*Records shown*:

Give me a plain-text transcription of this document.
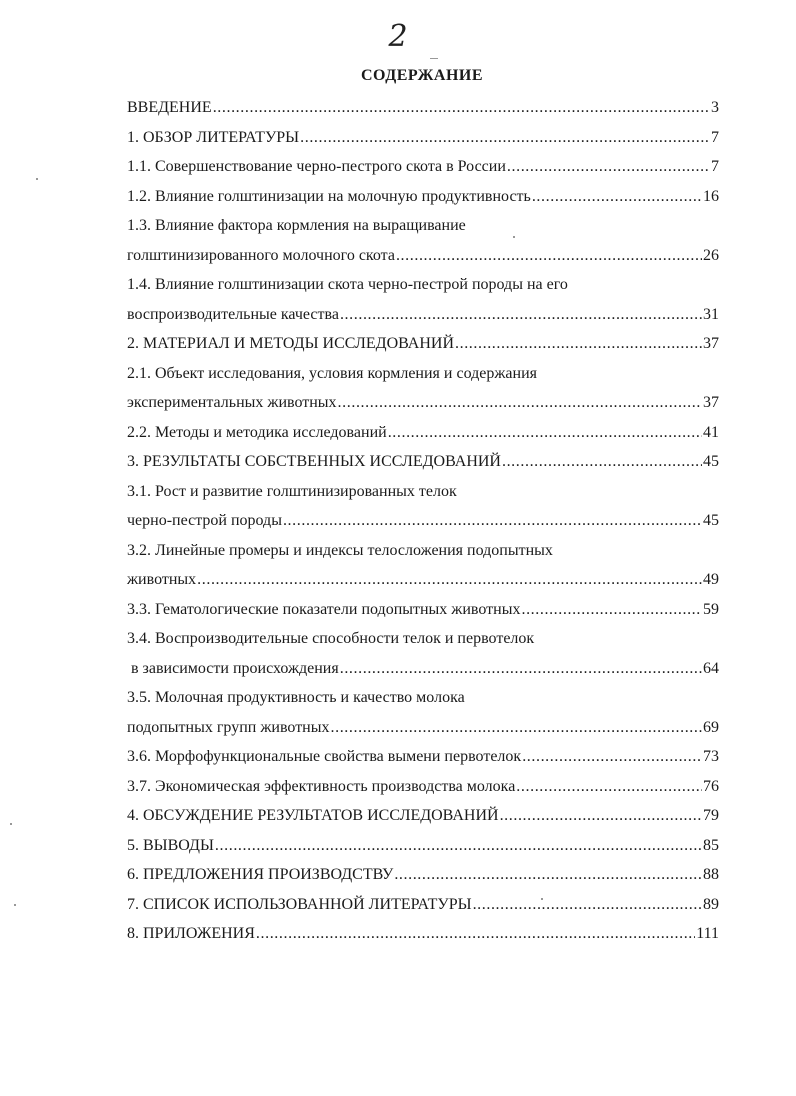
2
СОДЕРЖАНИЕ
ВВЕДЕНИЕ .....	3
1. ОБЗОР ЛИТЕРАТУРЫ .....	7
1.1. Совершенствование черно-пестрого скота в России .....	7
1.2. Влияние голштинизации на молочную продуктивность .....	16
1.3. Влияние фактора кормления на выращивание
голштинизированного молочного скота .....	26
1.4. Влияние голштинизации скота черно-пестрой породы на его
воспроизводительные качества .....	31
2. МАТЕРИАЛ И МЕТОДЫ ИССЛЕДОВАНИЙ .....	37
2.1. Объект исследования, условия кормления и содержания
экспериментальных животных .....	37
2.2. Методы и методика исследований .....	41
3. РЕЗУЛЬТАТЫ СОБСТВЕННЫХ ИССЛЕДОВАНИЙ .....	45
3.1. Рост и развитие голштинизированных телок
черно-пестрой породы .....	45
3.2. Линейные промеры и индексы телосложения подопытных
животных .....	49
3.3. Гематологические показатели подопытных животных .....	59
3.4. Воспроизводительные способности телок и первотелок
в зависимости происхождения .....	64
3.5. Молочная продуктивность и качество молока
подопытных групп животных .....	69
3.6. Морфофункциональные свойства вымени первотелок .....	73
3.7. Экономическая эффективность производства молока .....	76
4. ОБСУЖДЕНИЕ РЕЗУЛЬТАТОВ ИССЛЕДОВАНИЙ .....	79
5. ВЫВОДЫ .....	85
6. ПРЕДЛОЖЕНИЯ ПРОИЗВОДСТВУ .....	88
7. СПИСОК ИСПОЛЬЗОВАННОЙ ЛИТЕРАТУРЫ .....	89
8. ПРИЛОЖЕНИЯ .....	111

*Set task*: State how many lines of the data include the word "животных", with nothing else.

*Exercise solution*: 4